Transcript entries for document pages
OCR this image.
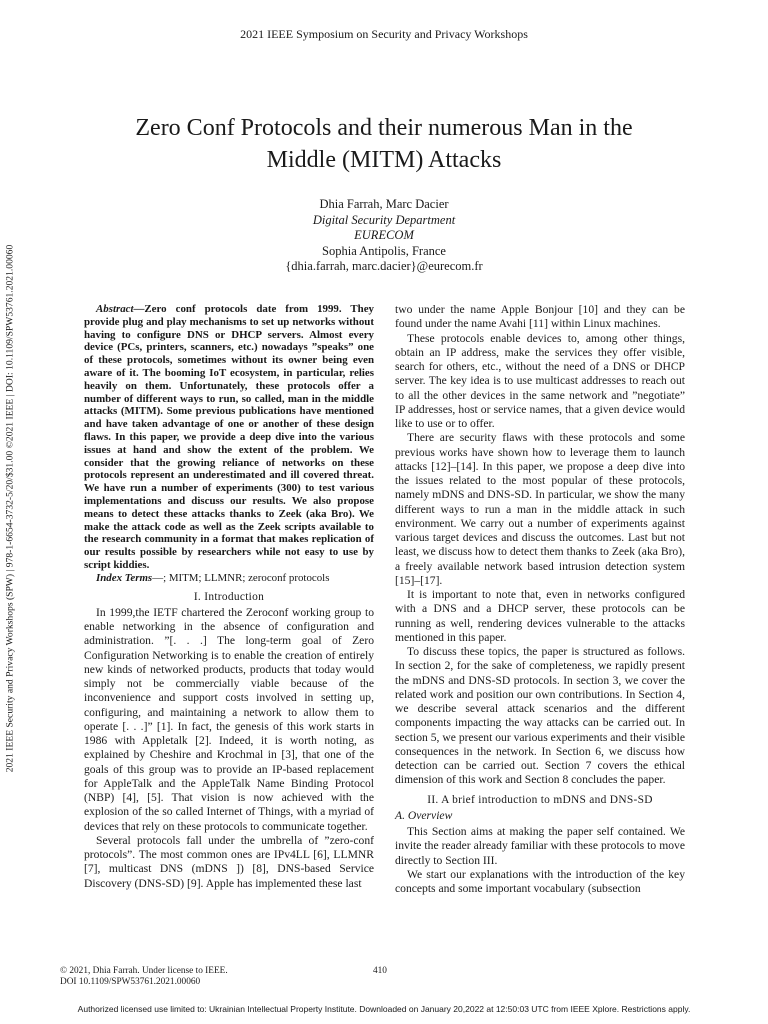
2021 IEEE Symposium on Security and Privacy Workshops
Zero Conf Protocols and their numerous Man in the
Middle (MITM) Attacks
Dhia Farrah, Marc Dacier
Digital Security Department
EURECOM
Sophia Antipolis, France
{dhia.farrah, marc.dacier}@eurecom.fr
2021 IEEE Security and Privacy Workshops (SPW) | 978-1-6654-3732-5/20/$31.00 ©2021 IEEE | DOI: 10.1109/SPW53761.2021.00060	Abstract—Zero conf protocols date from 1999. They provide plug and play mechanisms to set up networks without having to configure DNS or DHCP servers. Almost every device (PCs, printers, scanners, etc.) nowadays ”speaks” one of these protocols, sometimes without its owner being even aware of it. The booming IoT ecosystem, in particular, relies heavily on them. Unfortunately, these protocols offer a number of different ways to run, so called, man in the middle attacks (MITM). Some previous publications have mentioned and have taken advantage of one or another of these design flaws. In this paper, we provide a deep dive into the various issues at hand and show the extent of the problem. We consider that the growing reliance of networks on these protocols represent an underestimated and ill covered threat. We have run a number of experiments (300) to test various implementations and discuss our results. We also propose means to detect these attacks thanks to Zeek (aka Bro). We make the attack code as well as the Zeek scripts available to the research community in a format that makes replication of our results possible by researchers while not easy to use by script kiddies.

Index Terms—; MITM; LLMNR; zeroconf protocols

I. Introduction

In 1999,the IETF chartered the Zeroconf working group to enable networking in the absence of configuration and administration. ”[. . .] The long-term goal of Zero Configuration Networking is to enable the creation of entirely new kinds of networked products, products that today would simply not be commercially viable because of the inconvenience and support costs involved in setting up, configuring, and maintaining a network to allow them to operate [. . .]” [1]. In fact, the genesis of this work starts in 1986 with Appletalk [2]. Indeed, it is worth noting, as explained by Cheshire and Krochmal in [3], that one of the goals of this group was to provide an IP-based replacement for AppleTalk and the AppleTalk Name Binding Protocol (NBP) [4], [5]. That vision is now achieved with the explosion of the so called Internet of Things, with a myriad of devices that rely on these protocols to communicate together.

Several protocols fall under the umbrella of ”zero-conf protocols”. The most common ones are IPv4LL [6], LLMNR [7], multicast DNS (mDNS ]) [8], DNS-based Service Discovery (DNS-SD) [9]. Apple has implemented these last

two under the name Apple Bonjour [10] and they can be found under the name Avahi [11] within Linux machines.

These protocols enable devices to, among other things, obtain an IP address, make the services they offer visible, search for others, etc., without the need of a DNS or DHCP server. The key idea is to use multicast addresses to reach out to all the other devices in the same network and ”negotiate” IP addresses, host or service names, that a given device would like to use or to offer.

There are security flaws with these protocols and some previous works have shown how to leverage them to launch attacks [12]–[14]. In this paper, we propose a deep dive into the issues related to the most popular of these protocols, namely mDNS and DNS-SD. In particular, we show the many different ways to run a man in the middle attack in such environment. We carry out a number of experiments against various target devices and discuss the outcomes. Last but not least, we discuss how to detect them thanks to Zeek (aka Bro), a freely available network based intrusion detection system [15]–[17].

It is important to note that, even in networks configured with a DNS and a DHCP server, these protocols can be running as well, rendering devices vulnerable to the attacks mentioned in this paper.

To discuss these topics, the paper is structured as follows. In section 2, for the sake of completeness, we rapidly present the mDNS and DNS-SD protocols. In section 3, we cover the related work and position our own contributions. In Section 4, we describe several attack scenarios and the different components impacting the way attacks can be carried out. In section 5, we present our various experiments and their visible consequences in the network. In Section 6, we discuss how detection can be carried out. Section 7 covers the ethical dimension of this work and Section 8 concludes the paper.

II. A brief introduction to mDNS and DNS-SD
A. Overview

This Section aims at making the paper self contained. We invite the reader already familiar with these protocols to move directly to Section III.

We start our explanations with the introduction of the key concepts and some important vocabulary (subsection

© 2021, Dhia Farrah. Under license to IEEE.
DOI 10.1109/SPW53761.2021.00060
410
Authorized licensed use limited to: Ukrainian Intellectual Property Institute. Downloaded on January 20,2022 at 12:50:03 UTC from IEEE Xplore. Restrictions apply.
* * *
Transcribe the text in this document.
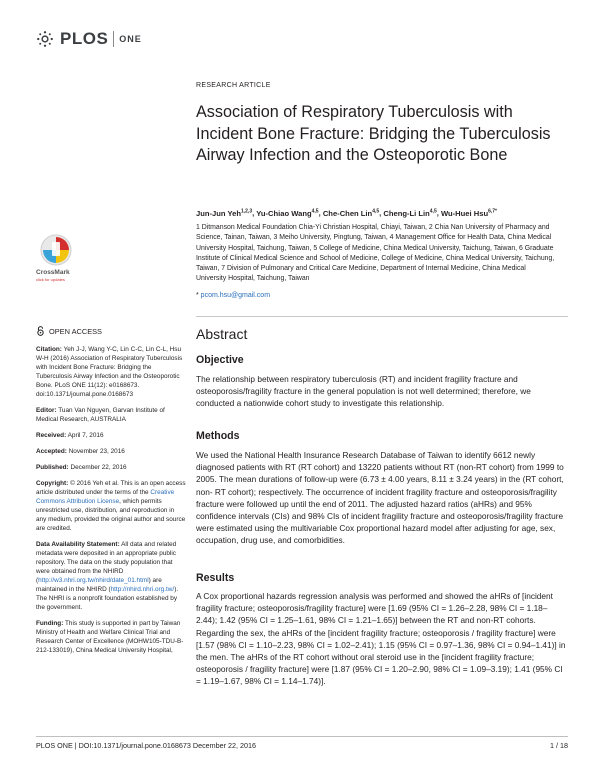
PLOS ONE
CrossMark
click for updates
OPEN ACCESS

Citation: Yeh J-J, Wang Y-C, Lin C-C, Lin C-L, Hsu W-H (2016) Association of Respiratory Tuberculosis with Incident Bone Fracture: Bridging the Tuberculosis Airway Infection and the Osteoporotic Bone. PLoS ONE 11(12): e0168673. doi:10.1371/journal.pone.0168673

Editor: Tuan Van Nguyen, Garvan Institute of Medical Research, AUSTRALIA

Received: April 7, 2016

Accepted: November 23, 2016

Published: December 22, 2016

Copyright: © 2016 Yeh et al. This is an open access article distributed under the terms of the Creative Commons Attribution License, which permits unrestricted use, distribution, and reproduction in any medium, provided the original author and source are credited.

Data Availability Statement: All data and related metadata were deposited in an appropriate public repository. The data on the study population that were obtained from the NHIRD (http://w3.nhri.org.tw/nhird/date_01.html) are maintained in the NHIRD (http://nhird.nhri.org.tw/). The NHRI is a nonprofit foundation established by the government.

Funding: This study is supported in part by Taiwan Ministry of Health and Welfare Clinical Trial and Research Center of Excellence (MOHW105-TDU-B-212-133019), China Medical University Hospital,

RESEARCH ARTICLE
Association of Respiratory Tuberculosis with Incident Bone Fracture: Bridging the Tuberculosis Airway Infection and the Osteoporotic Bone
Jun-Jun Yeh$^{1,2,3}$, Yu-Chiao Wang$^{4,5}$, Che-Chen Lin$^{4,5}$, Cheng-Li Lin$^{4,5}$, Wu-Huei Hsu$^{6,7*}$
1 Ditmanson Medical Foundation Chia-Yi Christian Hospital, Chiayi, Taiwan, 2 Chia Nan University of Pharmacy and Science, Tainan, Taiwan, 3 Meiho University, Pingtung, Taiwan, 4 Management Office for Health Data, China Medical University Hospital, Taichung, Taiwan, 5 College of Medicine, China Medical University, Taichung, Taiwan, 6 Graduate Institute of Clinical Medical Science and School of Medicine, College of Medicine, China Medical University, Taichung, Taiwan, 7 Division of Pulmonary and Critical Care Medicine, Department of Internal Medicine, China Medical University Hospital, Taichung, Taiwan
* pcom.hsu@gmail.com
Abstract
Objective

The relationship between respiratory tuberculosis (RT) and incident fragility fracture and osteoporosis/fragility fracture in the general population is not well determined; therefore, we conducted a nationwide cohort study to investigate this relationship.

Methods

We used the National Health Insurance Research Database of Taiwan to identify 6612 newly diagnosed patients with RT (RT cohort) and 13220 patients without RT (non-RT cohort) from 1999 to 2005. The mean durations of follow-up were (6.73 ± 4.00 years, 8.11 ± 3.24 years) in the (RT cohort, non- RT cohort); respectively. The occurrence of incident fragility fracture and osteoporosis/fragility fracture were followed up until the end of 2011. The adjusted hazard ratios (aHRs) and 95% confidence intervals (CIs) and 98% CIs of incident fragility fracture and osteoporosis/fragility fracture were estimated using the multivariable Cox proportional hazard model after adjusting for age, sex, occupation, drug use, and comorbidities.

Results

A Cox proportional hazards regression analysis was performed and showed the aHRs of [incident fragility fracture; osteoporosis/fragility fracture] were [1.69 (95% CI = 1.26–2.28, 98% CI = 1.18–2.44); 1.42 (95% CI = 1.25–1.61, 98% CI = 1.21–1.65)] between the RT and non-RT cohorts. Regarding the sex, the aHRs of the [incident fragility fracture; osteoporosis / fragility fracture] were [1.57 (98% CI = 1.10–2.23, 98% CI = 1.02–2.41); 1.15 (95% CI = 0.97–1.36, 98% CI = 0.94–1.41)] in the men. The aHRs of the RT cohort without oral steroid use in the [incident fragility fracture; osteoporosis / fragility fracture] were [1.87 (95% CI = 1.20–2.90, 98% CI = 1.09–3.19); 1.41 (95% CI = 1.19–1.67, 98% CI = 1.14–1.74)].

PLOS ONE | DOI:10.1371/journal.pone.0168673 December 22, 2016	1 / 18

• WORK ITEM:
Using the data above, copy each line that contains "deep".

• RESULT OF THIS EXERCISE:
2021 IEEE Security and Privacy Workshops (SPW) | 978-1-6654-3732-5/20/$31.00 ©2021 IEEE | DOI: 10.1109/SPW53761.2021.00060	Abstract—Zero conf protocols date from 1999. They provide plug and play mechanisms to set up networks without having to configure DNS or DHCP servers. Almost every device (PCs, printers, scanners, etc.) nowadays ”speaks” one of these protocols, sometimes without its owner being even aware of it. The booming IoT ecosystem, in particular, relies heavily on them. Unfortunately, these protocols offer a number of different ways to run, so called, man in the middle attacks (MITM). Some previous publications have mentioned and have taken advantage of one or another of these design flaws. In this paper, we provide a deep dive into the various issues at hand and show the extent of the problem. We consider that the growing reliance of networks on these protocols represent an underestimated and ill covered threat. We have run a number of experiments (300) to test various implementations and discuss our results. We also propose means to detect these attacks thanks to Zeek (aka Bro). We make the attack code as well as the Zeek scripts available to the research community in a format that makes replication of our results possible by researchers while not easy to use by script kiddies.
There are security flaws with these protocols and some previous works have shown how to leverage them to launch attacks [12]–[14]. In this paper, we propose a deep dive into the issues related to the most popular of these protocols, namely mDNS and DNS-SD. In particular, we show the many different ways to run a man in the middle attack in such environment. We carry out a number of experiments against various target devices and discuss the outcomes. Last but not least, we discuss how to detect them thanks to Zeek (aka Bro), a freely available network based intrusion detection system [15]–[17].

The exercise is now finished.